**TASK REQUIREMENTS:** Count only the lines of the records that hold "腐蝕銅版画", then give the number without any other words.

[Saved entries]
* start *

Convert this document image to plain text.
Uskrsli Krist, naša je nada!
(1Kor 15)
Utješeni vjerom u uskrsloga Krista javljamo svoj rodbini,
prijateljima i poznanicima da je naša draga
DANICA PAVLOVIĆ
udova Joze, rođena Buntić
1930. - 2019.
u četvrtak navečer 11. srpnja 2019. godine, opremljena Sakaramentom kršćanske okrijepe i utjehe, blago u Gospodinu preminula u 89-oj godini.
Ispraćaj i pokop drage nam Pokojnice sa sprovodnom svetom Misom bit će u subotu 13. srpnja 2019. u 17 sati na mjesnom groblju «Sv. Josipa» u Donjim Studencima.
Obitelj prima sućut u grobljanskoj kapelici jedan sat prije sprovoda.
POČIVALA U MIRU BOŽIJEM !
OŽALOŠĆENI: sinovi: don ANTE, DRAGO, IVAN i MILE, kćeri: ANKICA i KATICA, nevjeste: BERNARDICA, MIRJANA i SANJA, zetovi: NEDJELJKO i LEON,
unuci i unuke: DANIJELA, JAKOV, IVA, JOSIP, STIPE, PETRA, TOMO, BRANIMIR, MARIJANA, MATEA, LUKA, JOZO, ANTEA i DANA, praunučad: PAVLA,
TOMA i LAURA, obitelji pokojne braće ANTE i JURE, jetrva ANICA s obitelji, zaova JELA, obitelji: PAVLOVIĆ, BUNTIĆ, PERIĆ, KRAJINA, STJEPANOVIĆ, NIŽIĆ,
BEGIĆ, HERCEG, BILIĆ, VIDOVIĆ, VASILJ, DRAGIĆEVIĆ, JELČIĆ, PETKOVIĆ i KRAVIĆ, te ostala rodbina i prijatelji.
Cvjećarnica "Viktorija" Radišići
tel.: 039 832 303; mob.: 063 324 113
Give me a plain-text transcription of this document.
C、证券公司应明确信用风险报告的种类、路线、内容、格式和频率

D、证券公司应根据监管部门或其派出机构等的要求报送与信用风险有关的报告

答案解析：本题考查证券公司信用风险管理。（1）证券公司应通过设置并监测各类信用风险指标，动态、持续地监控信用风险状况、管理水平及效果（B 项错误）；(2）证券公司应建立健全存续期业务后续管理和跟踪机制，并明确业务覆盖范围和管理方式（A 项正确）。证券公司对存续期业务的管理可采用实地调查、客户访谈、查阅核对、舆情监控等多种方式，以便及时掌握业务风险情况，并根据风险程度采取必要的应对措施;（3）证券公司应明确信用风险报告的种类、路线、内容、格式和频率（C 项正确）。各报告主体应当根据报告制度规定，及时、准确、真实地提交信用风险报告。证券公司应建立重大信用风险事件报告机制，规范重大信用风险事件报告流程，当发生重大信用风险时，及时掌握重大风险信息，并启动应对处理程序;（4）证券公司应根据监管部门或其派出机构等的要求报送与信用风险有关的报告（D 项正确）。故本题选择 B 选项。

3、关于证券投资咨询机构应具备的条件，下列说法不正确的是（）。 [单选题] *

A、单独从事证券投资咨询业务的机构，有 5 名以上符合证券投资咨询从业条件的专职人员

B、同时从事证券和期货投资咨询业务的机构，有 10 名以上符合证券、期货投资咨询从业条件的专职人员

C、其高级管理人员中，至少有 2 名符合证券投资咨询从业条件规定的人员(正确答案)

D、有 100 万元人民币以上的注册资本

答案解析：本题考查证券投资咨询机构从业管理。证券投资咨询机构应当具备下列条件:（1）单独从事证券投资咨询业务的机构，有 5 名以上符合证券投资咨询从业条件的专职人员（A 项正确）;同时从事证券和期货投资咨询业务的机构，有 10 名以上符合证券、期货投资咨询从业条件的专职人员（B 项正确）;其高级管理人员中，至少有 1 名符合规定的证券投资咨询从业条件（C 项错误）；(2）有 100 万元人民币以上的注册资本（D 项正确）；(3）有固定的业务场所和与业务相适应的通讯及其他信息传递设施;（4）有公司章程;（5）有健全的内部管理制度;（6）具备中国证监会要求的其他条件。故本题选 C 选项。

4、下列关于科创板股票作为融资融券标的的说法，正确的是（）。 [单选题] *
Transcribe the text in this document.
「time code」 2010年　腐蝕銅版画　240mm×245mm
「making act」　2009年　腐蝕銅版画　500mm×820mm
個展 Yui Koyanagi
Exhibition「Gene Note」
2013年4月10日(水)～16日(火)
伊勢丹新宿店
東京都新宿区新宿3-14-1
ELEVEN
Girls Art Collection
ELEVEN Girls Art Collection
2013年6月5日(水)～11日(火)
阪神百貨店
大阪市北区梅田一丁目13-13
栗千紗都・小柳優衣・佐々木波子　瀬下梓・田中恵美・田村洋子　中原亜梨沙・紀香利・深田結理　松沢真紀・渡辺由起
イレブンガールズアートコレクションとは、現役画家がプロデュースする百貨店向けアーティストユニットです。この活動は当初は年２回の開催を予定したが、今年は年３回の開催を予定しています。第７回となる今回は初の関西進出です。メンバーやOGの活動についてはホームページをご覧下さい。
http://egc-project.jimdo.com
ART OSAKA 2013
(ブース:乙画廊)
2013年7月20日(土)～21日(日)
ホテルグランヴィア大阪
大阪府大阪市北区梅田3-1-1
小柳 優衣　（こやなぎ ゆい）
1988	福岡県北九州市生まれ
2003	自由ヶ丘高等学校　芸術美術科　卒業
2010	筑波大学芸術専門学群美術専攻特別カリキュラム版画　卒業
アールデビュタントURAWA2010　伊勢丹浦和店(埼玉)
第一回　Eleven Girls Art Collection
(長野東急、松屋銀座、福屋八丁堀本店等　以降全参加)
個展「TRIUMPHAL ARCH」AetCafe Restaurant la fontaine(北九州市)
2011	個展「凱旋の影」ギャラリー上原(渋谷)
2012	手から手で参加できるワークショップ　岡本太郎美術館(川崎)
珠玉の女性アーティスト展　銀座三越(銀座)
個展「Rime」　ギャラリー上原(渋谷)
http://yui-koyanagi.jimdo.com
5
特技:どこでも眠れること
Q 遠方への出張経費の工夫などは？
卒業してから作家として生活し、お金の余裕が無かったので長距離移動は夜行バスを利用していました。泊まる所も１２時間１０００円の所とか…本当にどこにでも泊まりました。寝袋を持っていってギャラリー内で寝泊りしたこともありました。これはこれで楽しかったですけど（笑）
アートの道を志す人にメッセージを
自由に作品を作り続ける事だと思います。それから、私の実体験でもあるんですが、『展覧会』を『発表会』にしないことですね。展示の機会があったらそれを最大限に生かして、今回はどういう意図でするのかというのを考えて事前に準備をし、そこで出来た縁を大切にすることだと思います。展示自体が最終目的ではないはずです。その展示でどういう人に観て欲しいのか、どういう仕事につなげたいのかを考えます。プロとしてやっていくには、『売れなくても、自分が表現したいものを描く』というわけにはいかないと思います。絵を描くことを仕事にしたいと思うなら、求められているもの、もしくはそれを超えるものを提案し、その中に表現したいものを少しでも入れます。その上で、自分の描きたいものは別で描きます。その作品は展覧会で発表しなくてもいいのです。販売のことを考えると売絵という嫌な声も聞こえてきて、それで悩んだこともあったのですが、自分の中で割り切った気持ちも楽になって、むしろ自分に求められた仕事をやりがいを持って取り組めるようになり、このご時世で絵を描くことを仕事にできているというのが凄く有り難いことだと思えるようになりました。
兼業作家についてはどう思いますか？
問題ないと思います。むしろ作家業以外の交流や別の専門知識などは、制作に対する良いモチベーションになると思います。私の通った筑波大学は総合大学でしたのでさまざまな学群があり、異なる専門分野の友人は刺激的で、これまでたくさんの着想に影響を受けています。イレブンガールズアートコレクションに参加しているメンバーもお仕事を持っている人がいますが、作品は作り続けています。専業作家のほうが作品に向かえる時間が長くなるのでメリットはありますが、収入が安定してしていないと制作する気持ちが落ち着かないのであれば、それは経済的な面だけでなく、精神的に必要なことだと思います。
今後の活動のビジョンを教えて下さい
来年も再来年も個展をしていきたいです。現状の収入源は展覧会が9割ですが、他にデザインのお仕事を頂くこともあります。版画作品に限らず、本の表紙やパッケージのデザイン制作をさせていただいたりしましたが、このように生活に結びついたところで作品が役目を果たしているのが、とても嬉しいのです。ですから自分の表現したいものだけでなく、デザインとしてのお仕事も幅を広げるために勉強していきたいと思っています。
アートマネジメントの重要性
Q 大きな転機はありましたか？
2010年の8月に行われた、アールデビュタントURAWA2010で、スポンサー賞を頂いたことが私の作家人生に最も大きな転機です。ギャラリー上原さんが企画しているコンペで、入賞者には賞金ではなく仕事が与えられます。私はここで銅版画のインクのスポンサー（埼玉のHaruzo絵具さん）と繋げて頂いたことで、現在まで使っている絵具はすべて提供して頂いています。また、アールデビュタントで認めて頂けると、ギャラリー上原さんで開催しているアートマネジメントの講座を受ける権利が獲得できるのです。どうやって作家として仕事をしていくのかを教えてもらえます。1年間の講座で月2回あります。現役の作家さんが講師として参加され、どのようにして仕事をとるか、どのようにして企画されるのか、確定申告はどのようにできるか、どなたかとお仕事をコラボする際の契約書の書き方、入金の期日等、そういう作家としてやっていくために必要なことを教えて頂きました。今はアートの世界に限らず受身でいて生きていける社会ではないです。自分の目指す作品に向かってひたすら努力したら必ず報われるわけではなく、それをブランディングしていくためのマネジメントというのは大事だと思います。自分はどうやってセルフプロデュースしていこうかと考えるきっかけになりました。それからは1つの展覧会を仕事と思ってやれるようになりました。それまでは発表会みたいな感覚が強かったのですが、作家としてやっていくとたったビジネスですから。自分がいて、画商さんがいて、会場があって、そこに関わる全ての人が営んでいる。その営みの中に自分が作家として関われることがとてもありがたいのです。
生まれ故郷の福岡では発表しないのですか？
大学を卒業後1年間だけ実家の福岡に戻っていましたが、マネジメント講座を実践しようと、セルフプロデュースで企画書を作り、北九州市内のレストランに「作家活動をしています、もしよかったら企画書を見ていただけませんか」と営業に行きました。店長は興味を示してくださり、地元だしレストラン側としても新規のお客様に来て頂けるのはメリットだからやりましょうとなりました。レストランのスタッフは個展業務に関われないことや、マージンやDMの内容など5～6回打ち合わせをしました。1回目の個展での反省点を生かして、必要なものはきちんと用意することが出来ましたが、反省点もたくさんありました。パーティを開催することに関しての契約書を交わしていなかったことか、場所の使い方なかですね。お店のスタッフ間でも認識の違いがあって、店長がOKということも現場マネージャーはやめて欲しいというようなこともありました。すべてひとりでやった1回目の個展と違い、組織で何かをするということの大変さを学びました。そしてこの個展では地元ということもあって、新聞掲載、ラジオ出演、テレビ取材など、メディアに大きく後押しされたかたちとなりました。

* end *

**SOLUTION TO THIS EXERCISE:** 2